*What you are asked to do*: What lines of the data include the string "Федерации"? Copy them all.

* start Record list *

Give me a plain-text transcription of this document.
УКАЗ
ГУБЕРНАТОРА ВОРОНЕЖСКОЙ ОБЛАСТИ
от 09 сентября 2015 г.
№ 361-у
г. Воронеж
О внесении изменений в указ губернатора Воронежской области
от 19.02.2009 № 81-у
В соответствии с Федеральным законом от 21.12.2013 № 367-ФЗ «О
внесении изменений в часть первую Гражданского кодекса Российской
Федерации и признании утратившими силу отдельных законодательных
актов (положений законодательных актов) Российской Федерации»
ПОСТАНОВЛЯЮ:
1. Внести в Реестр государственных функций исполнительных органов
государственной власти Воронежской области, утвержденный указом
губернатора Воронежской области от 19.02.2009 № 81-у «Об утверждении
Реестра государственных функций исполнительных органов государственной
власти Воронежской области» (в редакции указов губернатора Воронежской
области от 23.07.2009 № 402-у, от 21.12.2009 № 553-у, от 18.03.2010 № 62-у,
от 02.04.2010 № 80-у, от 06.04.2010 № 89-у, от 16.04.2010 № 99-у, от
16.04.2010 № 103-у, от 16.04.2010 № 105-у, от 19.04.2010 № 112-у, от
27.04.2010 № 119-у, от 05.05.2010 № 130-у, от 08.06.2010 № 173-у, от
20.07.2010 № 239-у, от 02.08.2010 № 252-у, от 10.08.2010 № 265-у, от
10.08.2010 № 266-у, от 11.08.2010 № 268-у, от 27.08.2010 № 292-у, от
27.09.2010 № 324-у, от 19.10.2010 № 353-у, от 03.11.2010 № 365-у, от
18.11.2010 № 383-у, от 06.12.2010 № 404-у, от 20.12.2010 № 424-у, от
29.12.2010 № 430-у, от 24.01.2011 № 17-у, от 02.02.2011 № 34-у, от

* end Record list *
* start Record list *

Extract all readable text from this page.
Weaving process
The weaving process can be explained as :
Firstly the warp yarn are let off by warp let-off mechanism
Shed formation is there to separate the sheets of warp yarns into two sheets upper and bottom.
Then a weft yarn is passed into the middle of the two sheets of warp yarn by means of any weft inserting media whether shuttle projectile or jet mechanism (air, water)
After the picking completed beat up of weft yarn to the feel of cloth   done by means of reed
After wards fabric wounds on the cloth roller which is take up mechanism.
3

* end Record list *

*Output for this exercise*:
Федерации и признании утратившими силу отдельных законодательных
актов (положений законодательных актов) Российской Федерации»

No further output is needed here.